═══ MATERIAL FOR THIS EXERCISE

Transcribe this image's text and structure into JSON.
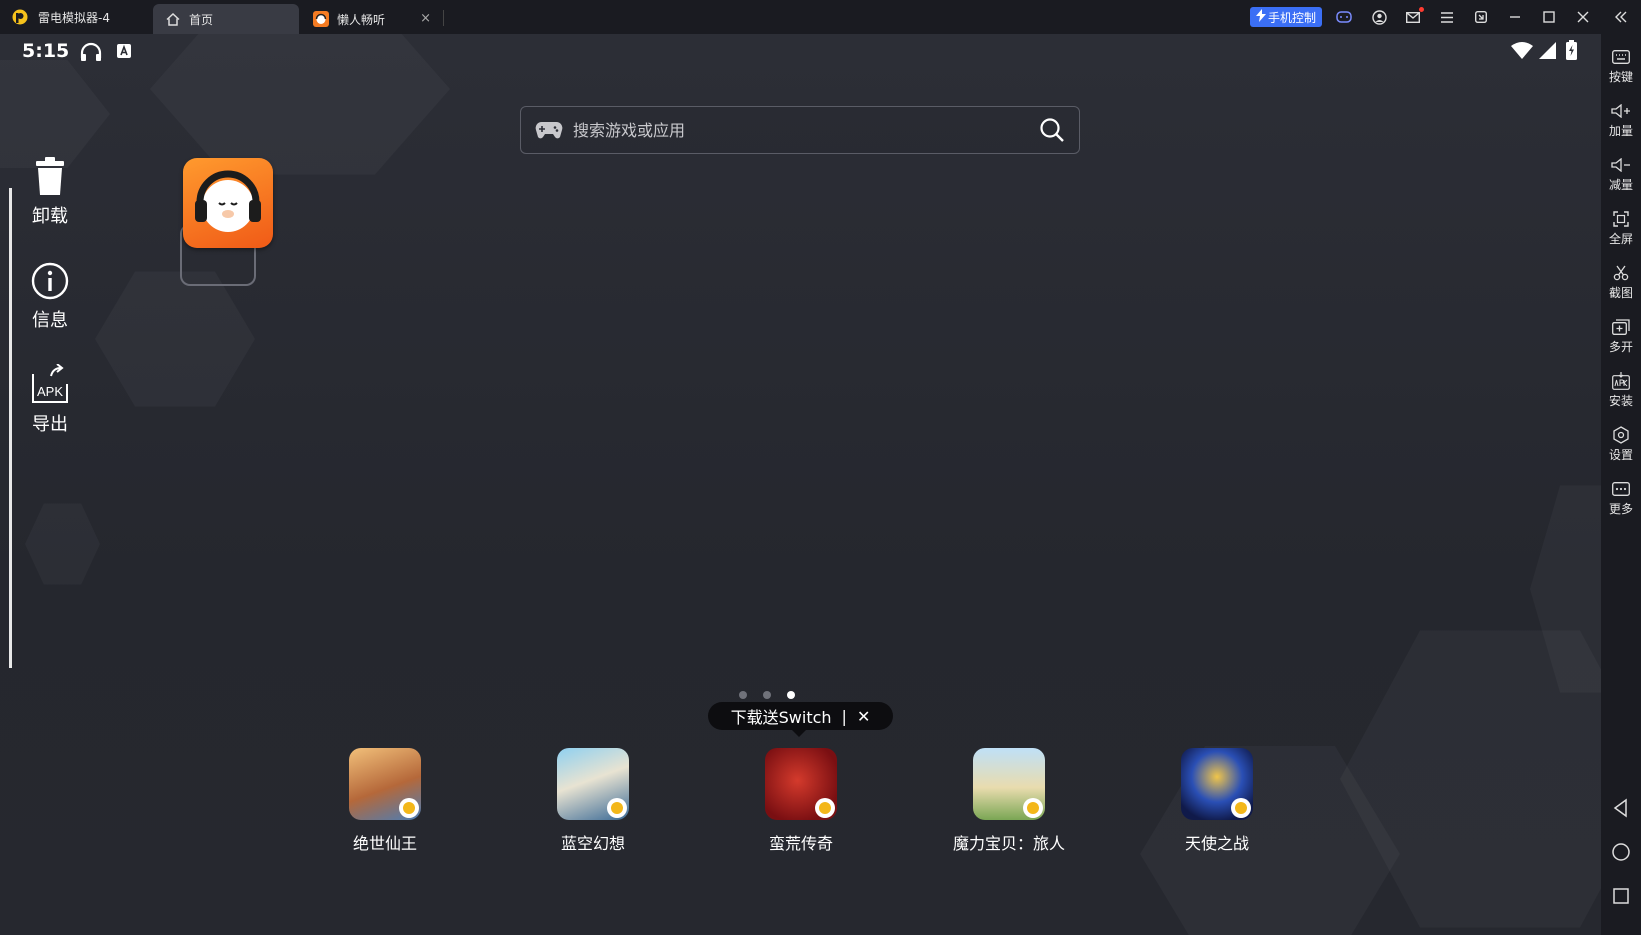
{
  "window": {
    "title": "雷电模拟器-4"
  },
  "tabs": [
    {
      "label": "首页",
      "icon": "home-icon"
    },
    {
      "label": "懒人畅听",
      "icon": "app-icon",
      "close": "×"
    }
  ],
  "titlebar": {
    "phone_control": "手机控制"
  },
  "status_bar": {
    "time": "5:15"
  },
  "search": {
    "placeholder": "搜索游戏或应用"
  },
  "side_actions": [
    {
      "label": "卸载",
      "icon": "trash-icon"
    },
    {
      "label": "信息",
      "icon": "info-icon"
    },
    {
      "label": "导出",
      "icon": "apk-export-icon",
      "icon_text": "APK"
    }
  ],
  "promo": {
    "text": "下载送Switch",
    "divider": "|",
    "close": "✕"
  },
  "dock": [
    {
      "label": "绝世仙王"
    },
    {
      "label": "蓝空幻想"
    },
    {
      "label": "蛮荒传奇"
    },
    {
      "label": "魔力宝贝：旅人"
    },
    {
      "label": "天使之战"
    }
  ],
  "right_toolbar": [
    {
      "label": "按键"
    },
    {
      "label": "加量"
    },
    {
      "label": "减量"
    },
    {
      "label": "全屏"
    },
    {
      "label": "截图"
    },
    {
      "label": "多开"
    },
    {
      "label": "安装"
    },
    {
      "label": "设置"
    },
    {
      "label": "更多"
    }
  ],
  "colors": {
    "accent": "#3b6ff5",
    "background": "#25272e",
    "app_orange": "#f47b22"
  }
}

══════

▶ **EXERCISE TASK**
Do not copy the pictures, but repeat every line exactly.

▶ **RESPONSE TO THE EXERCISE**
Transcribe this image's text and structure into JSON.
{
  "window": {
    "title": "雷电模拟器-4"
  },
  "tabs": [
    {
      "label": "首页",
      "icon": "home-icon"
    },
    {
      "label": "懒人畅听",
      "icon": "app-icon",
      "close": "×"
    }
  ],
  "titlebar": {
    "phone_control": "手机控制"
  },
  "status_bar": {
    "time": "5:15"
  },
  "search": {
    "placeholder": "搜索游戏或应用"
  },
  "side_actions": [
    {
      "label": "卸载",
      "icon": "trash-icon"
    },
    {
      "label": "信息",
      "icon": "info-icon"
    },
    {
      "label": "导出",
      "icon": "apk-export-icon",
      "icon_text": "APK"
    }
  ],
  "promo": {
    "text": "下载送Switch",
    "divider": "|",
    "close": "✕"
  },
  "dock": [
    {
      "label": "绝世仙王"
    },
    {
      "label": "蓝空幻想"
    },
    {
      "label": "蛮荒传奇"
    },
    {
      "label": "魔力宝贝：旅人"
    },
    {
      "label": "天使之战"
    }
  ],
  "right_toolbar": [
    {
      "label": "按键"
    },
    {
      "label": "加量"
    },
    {
      "label": "减量"
    },
    {
      "label": "全屏"
    },
    {
      "label": "截图"
    },
    {
      "label": "多开"
    },
    {
      "label": "安装"
    },
    {
      "label": "设置"
    },
    {
      "label": "更多"
    }
  ],
  "colors": {
    "accent": "#3b6ff5",
    "background": "#25272e",
    "app_orange": "#f47b22"
  }
}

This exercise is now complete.